* Your goal: Write out the whole listing exactly as it stands.

* Extracted material:
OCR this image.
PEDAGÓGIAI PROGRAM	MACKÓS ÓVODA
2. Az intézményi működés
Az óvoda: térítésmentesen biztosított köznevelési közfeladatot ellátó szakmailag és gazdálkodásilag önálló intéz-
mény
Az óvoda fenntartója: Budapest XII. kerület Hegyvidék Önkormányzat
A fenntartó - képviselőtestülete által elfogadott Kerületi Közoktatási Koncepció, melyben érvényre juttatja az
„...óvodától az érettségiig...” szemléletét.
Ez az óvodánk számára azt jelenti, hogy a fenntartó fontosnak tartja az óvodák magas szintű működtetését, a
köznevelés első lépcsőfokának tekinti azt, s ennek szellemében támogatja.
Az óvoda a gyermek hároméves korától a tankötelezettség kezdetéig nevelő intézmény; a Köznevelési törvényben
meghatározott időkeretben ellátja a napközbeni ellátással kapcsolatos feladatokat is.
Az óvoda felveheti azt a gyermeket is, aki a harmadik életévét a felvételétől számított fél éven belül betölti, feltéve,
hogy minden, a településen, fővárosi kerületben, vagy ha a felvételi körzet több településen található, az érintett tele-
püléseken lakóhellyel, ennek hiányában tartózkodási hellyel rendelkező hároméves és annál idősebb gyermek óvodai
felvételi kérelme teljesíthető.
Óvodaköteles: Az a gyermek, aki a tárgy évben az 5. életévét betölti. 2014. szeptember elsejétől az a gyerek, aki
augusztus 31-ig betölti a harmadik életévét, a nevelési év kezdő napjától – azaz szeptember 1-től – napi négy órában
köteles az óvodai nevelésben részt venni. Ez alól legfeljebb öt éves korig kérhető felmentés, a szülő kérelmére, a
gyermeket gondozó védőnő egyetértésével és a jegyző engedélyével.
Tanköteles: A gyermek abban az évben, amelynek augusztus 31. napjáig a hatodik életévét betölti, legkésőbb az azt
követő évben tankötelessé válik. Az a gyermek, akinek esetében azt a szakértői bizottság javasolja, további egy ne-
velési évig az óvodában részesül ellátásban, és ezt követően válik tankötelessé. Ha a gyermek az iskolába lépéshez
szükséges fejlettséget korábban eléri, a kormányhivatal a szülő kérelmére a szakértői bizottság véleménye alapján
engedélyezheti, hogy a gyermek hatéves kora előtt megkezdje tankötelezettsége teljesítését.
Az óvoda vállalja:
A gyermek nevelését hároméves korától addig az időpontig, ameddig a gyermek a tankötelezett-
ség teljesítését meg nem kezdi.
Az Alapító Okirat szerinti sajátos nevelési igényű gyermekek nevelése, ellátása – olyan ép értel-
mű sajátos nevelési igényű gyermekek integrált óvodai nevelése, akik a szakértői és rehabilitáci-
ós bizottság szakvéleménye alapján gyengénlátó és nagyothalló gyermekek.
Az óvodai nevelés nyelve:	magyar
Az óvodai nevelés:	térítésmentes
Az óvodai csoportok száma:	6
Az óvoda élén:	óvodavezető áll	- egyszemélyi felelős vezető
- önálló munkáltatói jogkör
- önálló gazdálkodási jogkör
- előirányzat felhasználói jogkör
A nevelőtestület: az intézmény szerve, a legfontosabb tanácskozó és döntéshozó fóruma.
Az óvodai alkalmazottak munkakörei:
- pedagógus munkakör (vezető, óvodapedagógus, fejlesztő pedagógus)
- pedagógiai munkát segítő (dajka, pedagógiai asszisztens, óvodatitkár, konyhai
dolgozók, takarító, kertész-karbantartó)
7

* The reply:
OCR this image.
PEDAGÓGIAI PROGRAM	MACKÓS ÓVODA
2. Az intézményi működés
Az óvoda: térítésmentesen biztosított köznevelési közfeladatot ellátó szakmailag és gazdálkodásilag önálló intéz-
mény
Az óvoda fenntartója: Budapest XII. kerület Hegyvidék Önkormányzat
A fenntartó - képviselőtestülete által elfogadott Kerületi Közoktatási Koncepció, melyben érvényre juttatja az
„...óvodától az érettségiig...” szemléletét.
Ez az óvodánk számára azt jelenti, hogy a fenntartó fontosnak tartja az óvodák magas szintű működtetését, a
köznevelés első lépcsőfokának tekinti azt, s ennek szellemében támogatja.
Az óvoda a gyermek hároméves korától a tankötelezettség kezdetéig nevelő intézmény; a Köznevelési törvényben
meghatározott időkeretben ellátja a napközbeni ellátással kapcsolatos feladatokat is.
Az óvoda felveheti azt a gyermeket is, aki a harmadik életévét a felvételétől számított fél éven belül betölti, feltéve,
hogy minden, a településen, fővárosi kerületben, vagy ha a felvételi körzet több településen található, az érintett tele-
püléseken lakóhellyel, ennek hiányában tartózkodási hellyel rendelkező hároméves és annál idősebb gyermek óvodai
felvételi kérelme teljesíthető.
Óvodaköteles: Az a gyermek, aki a tárgy évben az 5. életévét betölti. 2014. szeptember elsejétől az a gyerek, aki
augusztus 31-ig betölti a harmadik életévét, a nevelési év kezdő napjától – azaz szeptember 1-től – napi négy órában
köteles az óvodai nevelésben részt venni. Ez alól legfeljebb öt éves korig kérhető felmentés, a szülő kérelmére, a
gyermeket gondozó védőnő egyetértésével és a jegyző engedélyével.
Tanköteles: A gyermek abban az évben, amelynek augusztus 31. napjáig a hatodik életévét betölti, legkésőbb az azt
követő évben tankötelessé válik. Az a gyermek, akinek esetében azt a szakértői bizottság javasolja, további egy ne-
velési évig az óvodában részesül ellátásban, és ezt követően válik tankötelessé. Ha a gyermek az iskolába lépéshez
szükséges fejlettséget korábban eléri, a kormányhivatal a szülő kérelmére a szakértői bizottság véleménye alapján
engedélyezheti, hogy a gyermek hatéves kora előtt megkezdje tankötelezettsége teljesítését.
Az óvoda vállalja:
A gyermek nevelését hároméves korától addig az időpontig, ameddig a gyermek a tankötelezett-
ség teljesítését meg nem kezdi.
Az Alapító Okirat szerinti sajátos nevelési igényű gyermekek nevelése, ellátása – olyan ép értel-
mű sajátos nevelési igényű gyermekek integrált óvodai nevelése, akik a szakértői és rehabilitáci-
ós bizottság szakvéleménye alapján gyengénlátó és nagyothalló gyermekek.
Az óvodai nevelés nyelve:	magyar
Az óvodai nevelés:	térítésmentes
Az óvodai csoportok száma:	6
Az óvoda élén:	óvodavezető áll	- egyszemélyi felelős vezető
- önálló munkáltatói jogkör
- önálló gazdálkodási jogkör
- előirányzat felhasználói jogkör
A nevelőtestület: az intézmény szerve, a legfontosabb tanácskozó és döntéshozó fóruma.
Az óvodai alkalmazottak munkakörei:
- pedagógus munkakör (vezető, óvodapedagógus, fejlesztő pedagógus)
- pedagógiai munkát segítő (dajka, pedagógiai asszisztens, óvodatitkár, konyhai
dolgozók, takarító, kertész-karbantartó)
7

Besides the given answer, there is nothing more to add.